• [ПРИВЕДЁННЫЙ ФРАГМЕНТ]
□ □ □ □
27 марта 2015, Архив журналиста
Житель Донбасса, партизан, внедренный в банду Гиркина шпион, патриот Украины. Много интересного рассказал.
Младший
сержант Игорь Лукьянов (позывной "Маклауд") родился и вырос в
Краматорске, не поддерживал Майдан, но, когда в его город вошли
сепаратисты, сразу ушел в партизаны.
Ниже его интервью ТСН.
Внешне
31-летний парень похож на спортсмена: жилистый, невысокий с не единожды
сломанным носом. На самом деле, у него два высших образования —
Донбасский институт техники и менеджмента и Харьковский авиационный
институт им. Жуковского. Он юрист и программист.
Лукьянов
не похож на разведчиков, которых показывают в кино, но благодаря этому и
семилетней карьере профессионального военного, он им стал. В конце
весны — начале лета прошлого года около месяца он провел в
оккупированном группировкой Стрелкова-Гиркина Славянске.
Прикрываясь
желанием защищать "русский мир" на Донбассе, завел знакомства с
полевыми командирами боевиков — Рысью, Моторолой, Баем, и передал в штаб
АТО информацию о численности группировки, времени ее отхода из города и
т.д. Во время реабилитации после очередного ранения "Маклауд" рассказал
ТСН.ua о своем шпионском прошлом и о том, что удивило его в тылу врага.
ВОЙНА. НАЧАЛО
Для
меня все началось с мониторинга ситуации в Крыму. Думал, он не сдастся.
□ □ □ □
• [ИСХОДНЫЕ МАТЕРИАЛЫ]

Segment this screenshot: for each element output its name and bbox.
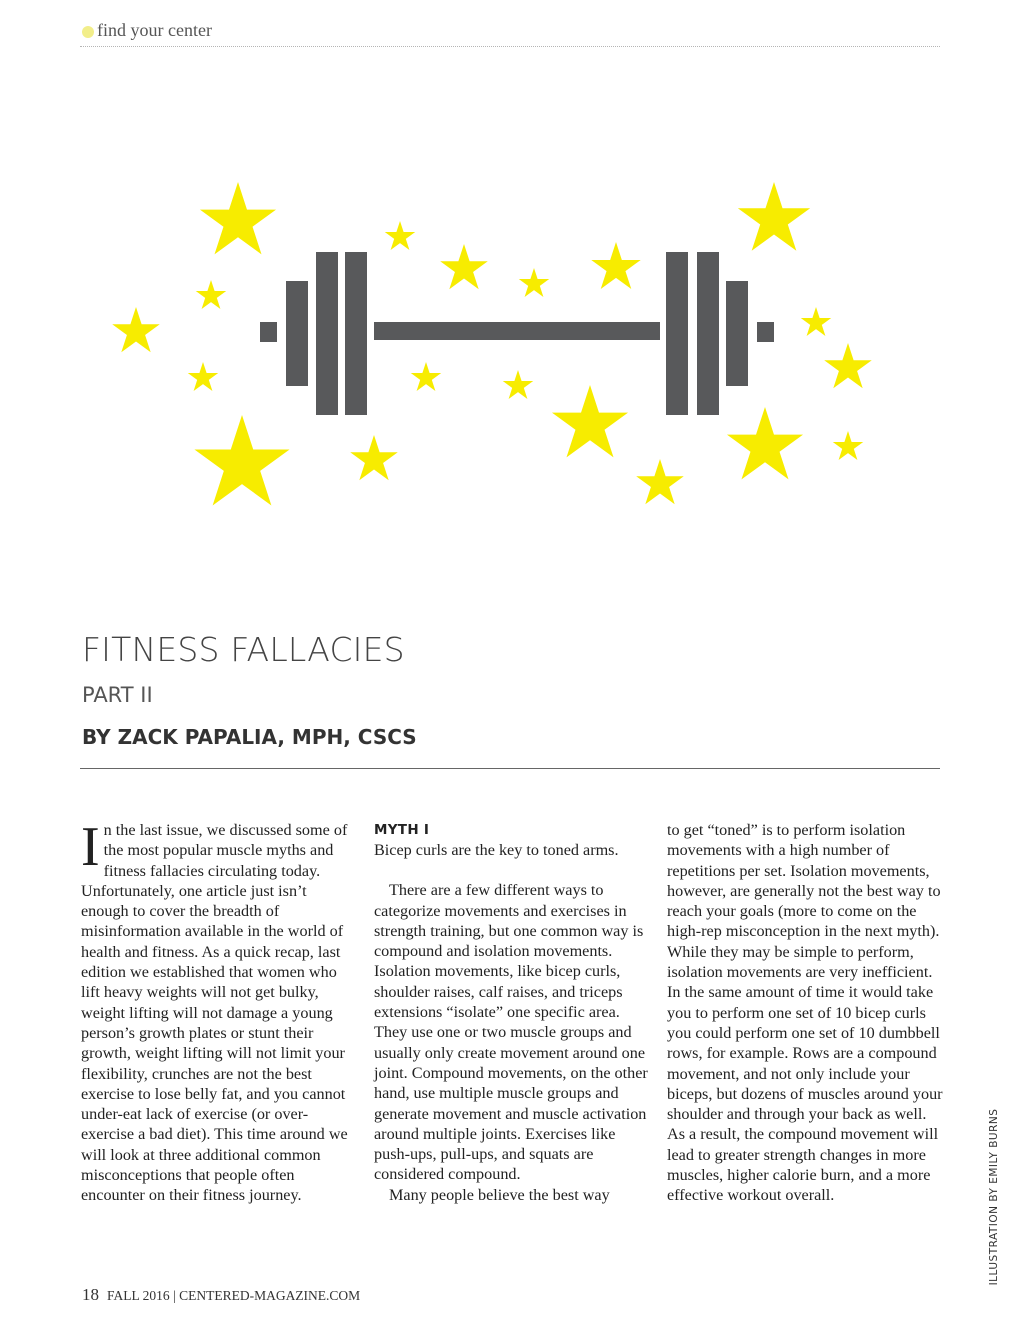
star-icon <box>727 407 803 479</box>
title-divider <box>80 768 940 769</box>
star-icon <box>188 362 218 391</box>
star-icon <box>194 415 289 505</box>
star-icon <box>738 182 810 251</box>
issue-info: FALL 2016 | CENTERED-MAGAZINE.COM <box>107 1288 361 1303</box>
section-dot-icon <box>82 26 94 38</box>
continued-text: to get “toned” is to perform isolation movements with a high number of repetitions per set. Isolation movements, however, are generally not the best way to reach your goals (more to come on the high-rep misconception in the next myth). While they may be simple to perform, isolation movements are very inefficient. In the same amount of time it would take you to perform one set of 10 bicep curls you could perform one set of 10 dumbbell rows, for example. Rows are a compound movement, and not only include your biceps, but dozens of muscles around your shoulder and through your back as well. As a result, the compound movement will lead to greater strength changes in more muscles, higher calorie burn, and a more effective workout overall. <box>667 821 943 1205</box>
star-icon <box>440 244 488 289</box>
star-icon <box>552 385 628 457</box>
star-icon <box>385 221 415 250</box>
myth-statement: Bicep curls are the key to toned arms. <box>374 841 619 859</box>
article-subtitle: PART II <box>82 683 153 707</box>
illustration-credit <box>984 1108 1004 1286</box>
section-label: find your center <box>97 20 212 40</box>
star-icon <box>636 459 684 504</box>
myth-paragraph: There are a few different ways to categorize movements and exercises in strength training, but one common way is compound and isolation movements. Isolation movements, like bicep curls, shoulder raises, calf raises, and triceps extensions “isolate” one specific area. They use one or two muscle groups and usually only create movement around one joint. Compound movements, on the other hand, use multiple muscle groups and generate movement and muscle activation around multiple joints. Exercises like push-ups, pull-ups, and squats are considered compound. <box>374 881 648 1184</box>
star-icon <box>411 362 441 391</box>
intro-text: n the last issue, we discussed some of the most popular muscle myths and fitness fallacies circulating today. Unfortunately, one article just isn’t enough to cover the breadth of misinformation available in the world of health and fitness. As a quick recap, last edition we established that women who lift heavy weights will not get bulky, weight lifting will not damage a young person’s growth plates or stunt their growth, weight lifting will not limit your flexibility, crunches are not the best exercise to lose belly fat, and you cannot under-eat lack of exercise (or over-exercise a bad diet). This time around we will look at three additional common misconceptions that people often encounter on their fitness journey. <box>81 821 348 1205</box>
drop-cap: I <box>81 816 100 878</box>
star-icon <box>833 431 863 460</box>
barbell-illustration <box>100 160 900 530</box>
myth-heading: MYTH I <box>374 822 430 838</box>
article-title: FITNESS FALLACIES <box>82 630 405 669</box>
star-icon <box>519 268 549 297</box>
stars-group <box>112 182 872 505</box>
myth-paragraph-continued: Many people believe the best way <box>389 1185 610 1204</box>
body-column-2 <box>374 820 654 1205</box>
star-icon <box>801 307 831 336</box>
article-byline: BY ZACK PAPALIA, MPH, CSCS <box>82 725 417 749</box>
section-header <box>80 18 940 47</box>
star-icon <box>350 435 398 480</box>
body-column-1 <box>81 816 357 1206</box>
credit-text: ILLUSTRATION BY EMILY BURNS <box>988 1108 1000 1286</box>
star-icon <box>112 307 160 352</box>
body-column-3 <box>667 820 947 1206</box>
star-icon <box>200 182 276 254</box>
paragraph-gap <box>374 860 654 880</box>
page-footer <box>82 1285 360 1305</box>
star-icon <box>196 280 226 309</box>
star-icon <box>503 370 533 399</box>
star-icon <box>591 242 640 289</box>
page-number: 18 <box>82 1285 99 1304</box>
star-icon <box>824 343 872 388</box>
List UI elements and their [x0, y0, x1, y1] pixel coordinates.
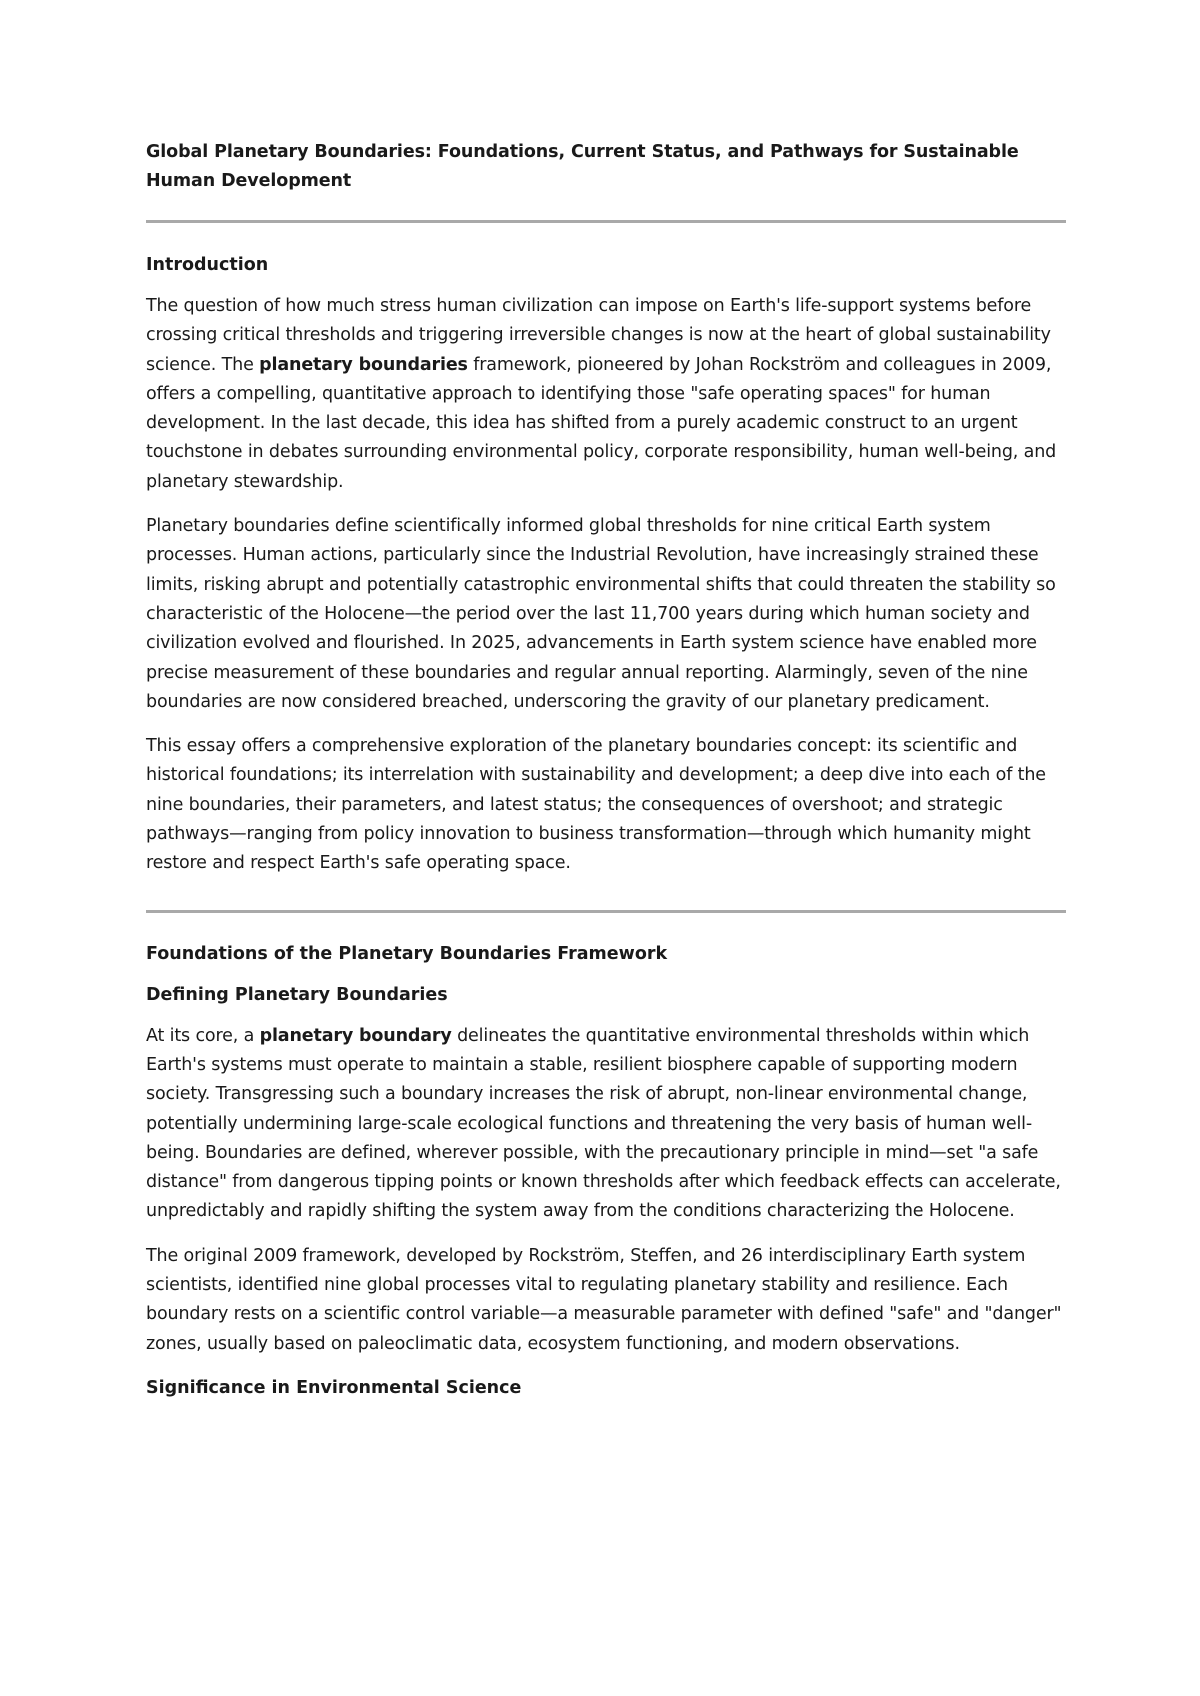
□ □ □ □
• [ЗАДАНИЯ К ВЫПОЛНЕНИЮ]
- a) Обновите записи: перепишите всё, начиная со строки с «star-icon <box>727 407 803 479</box>» и вниз до строки с «myth-statement: Bicep curls» включительно, заменив «star-icon» на «star-shape». Всё остальное оставьте как есть.
- b) Продолжите текст о младшем сержанте Игоре Лукьянове, начиная сразу после последнего приведённого предложения.

• [ВЫПОЛНЕННЫЕ ЗАДАНИЯ]
- a)
star-shape <box>727 407 803 479</box>
title-divider <box>80 768 940 769</box>
star-shape <box>188 362 218 391</box>
star-shape <box>194 415 289 505</box>
star-shape <box>738 182 810 251</box>
issue-info: FALL 2016 | CENTERED-MAGAZINE.COM <box>107 1288 361 1303</box>
section-dot-icon <box>82 26 94 38</box>
continued-text: to get “toned” is to perform isolation movements with a high number of repetitions per set. Isolation movements, however, are generally not the best way to reach your goals (more to come on the high-rep misconception in the next myth). While they may be simple to perform, isolation movements are very inefficient. In the same amount of time it would take you to perform one set of 10 bicep curls you could perform one set of 10 dumbbell rows, for example. Rows are a compound movement, and not only include your biceps, but dozens of muscles around your shoulder and through your back as well. As a result, the compound movement will lead to greater strength changes in more muscles, higher calorie burn, and a more effective workout overall. <box>667 821 943 1205</box>
star-shape <box>440 244 488 289</box>
star-shape <box>552 385 628 457</box>
star-shape <box>385 221 415 250</box>
myth-statement: Bicep curls are the key to toned arms. <box>374 841 619 859</box>

- b)
Казалось, татары не позволят. Но вышло иначе. Татар оказалось не так
много, и Крым ушел. После этого начал следить, как развивается история у
нас. Понял, что ситуацию раскачают.
Последней
каплей стал захват Славянского горотдела. После этого попытался
защищать Краматорский горотдел. Выдвинулся к нему, думал, помогу
ребятам, но его тоже сдали. Все, что можно было сделать, — забрать флаг,
который до сих пор у меня дома хранится. Я его забрал показательно,
отдам следующему начальнику горотдела.
Баррикада у захваченного горотдела в Славянске
Изначально
Краматорск был на 70% проукраинским. Но из-за бездействия власти, этой
поддержки хватило на два-три митинга, а потом все задавили. У меня друг
пропал. Мы с ним возили нашим в аэропорт мешки, когда там были бои. У
него сперва забрали машину, потом он попал в Краматорский горотдел, и
после этого его не видели. На этом проукраинская поддержка закончилась.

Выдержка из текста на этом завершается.